> _AIM_: Only the lines holding the string "lightbulb" are needed. Copy each one.
:: DATA FOR THIS EXERCISE
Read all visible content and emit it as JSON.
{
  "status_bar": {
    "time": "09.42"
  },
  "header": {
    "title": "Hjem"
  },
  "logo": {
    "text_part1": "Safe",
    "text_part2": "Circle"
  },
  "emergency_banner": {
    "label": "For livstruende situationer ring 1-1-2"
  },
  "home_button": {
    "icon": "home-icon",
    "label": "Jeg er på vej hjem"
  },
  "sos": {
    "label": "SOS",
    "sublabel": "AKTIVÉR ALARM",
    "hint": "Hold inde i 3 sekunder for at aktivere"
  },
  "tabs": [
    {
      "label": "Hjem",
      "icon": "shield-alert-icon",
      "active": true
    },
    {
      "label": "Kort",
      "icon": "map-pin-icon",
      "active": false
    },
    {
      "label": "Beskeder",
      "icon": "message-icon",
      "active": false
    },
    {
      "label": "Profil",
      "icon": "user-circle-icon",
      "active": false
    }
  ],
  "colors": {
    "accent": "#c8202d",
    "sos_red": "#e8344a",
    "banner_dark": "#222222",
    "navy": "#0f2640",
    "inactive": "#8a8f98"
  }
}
::::
:: DATA FOR THIS EXERCISE
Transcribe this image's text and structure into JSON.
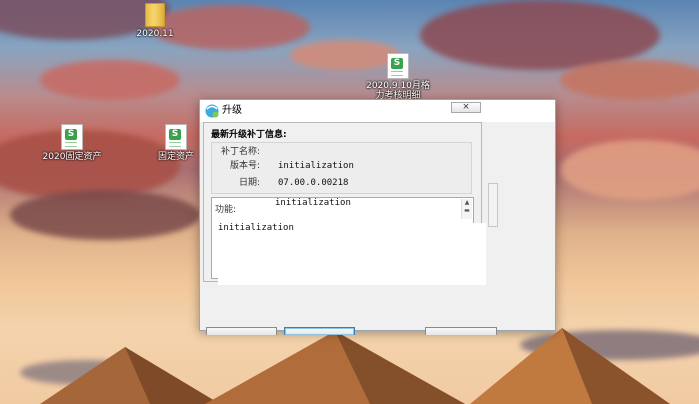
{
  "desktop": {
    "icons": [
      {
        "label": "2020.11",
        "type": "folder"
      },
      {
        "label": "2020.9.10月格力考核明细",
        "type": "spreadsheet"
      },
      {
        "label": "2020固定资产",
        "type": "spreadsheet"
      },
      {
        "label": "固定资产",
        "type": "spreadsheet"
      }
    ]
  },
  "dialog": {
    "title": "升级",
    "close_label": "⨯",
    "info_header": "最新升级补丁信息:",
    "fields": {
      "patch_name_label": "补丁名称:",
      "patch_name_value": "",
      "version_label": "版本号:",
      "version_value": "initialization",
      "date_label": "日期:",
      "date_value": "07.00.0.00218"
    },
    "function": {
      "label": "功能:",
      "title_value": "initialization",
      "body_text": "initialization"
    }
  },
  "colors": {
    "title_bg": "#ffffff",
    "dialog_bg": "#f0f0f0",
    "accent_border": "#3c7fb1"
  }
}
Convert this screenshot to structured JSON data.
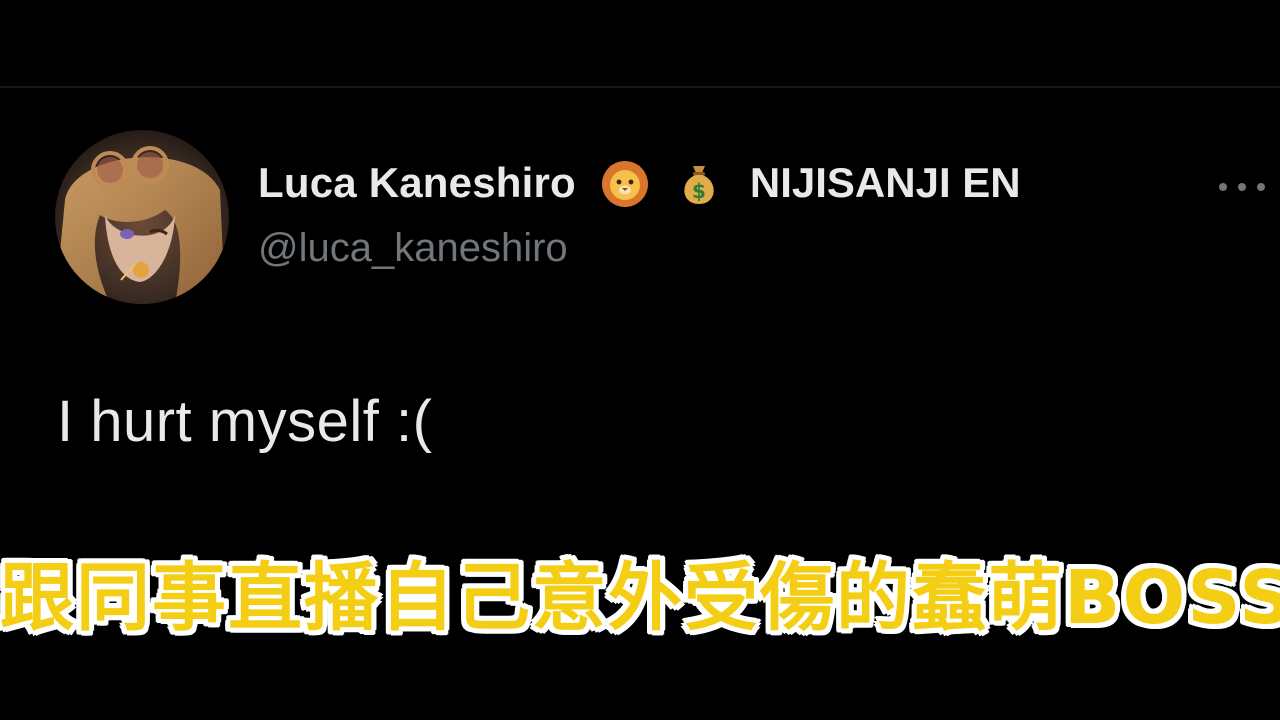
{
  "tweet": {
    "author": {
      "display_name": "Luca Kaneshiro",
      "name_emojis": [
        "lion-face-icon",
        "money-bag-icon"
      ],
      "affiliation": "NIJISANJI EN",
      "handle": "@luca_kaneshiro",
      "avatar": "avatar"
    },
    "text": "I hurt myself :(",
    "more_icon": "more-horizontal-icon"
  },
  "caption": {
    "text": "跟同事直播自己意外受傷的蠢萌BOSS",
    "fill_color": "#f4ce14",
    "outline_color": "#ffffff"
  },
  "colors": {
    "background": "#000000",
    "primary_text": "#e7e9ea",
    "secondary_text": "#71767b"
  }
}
::::
:: DATA FOR THIS EXERCISE
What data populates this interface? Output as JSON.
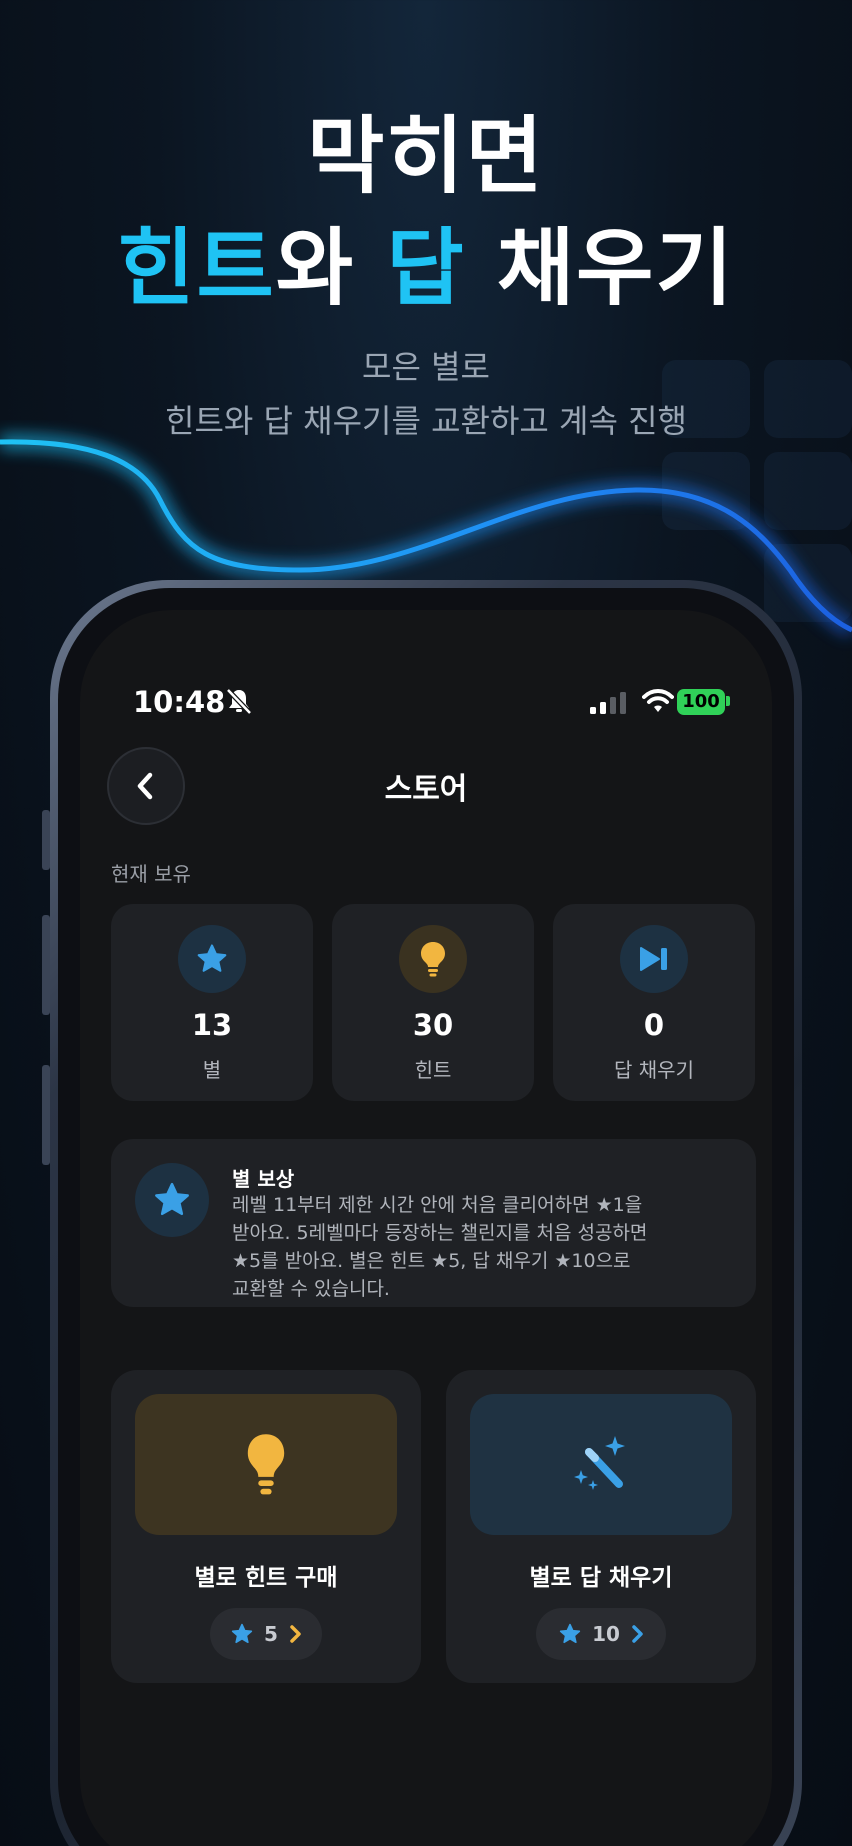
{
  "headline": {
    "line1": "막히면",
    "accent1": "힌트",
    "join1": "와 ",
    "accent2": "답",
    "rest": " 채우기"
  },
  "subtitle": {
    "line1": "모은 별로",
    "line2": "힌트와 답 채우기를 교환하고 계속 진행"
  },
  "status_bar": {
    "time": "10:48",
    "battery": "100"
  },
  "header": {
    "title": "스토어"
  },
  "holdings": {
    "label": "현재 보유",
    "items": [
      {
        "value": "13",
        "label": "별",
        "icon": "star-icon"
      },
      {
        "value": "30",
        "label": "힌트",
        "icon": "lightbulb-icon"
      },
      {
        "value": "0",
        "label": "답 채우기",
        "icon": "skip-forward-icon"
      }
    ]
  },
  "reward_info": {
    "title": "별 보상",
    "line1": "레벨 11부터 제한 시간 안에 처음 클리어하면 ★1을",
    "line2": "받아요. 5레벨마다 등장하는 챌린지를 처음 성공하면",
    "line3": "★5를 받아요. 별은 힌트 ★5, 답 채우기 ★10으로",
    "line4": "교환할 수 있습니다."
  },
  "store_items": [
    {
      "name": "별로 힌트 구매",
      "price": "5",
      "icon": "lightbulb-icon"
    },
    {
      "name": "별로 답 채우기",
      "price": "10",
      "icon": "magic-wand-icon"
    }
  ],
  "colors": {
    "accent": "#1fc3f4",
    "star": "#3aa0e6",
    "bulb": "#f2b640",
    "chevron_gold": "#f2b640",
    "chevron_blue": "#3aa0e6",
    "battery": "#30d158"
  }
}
::::
> _OUTPUT OF THE TASK_:
        "icon": "lightbulb-icon"
      "icon": "lightbulb-icon"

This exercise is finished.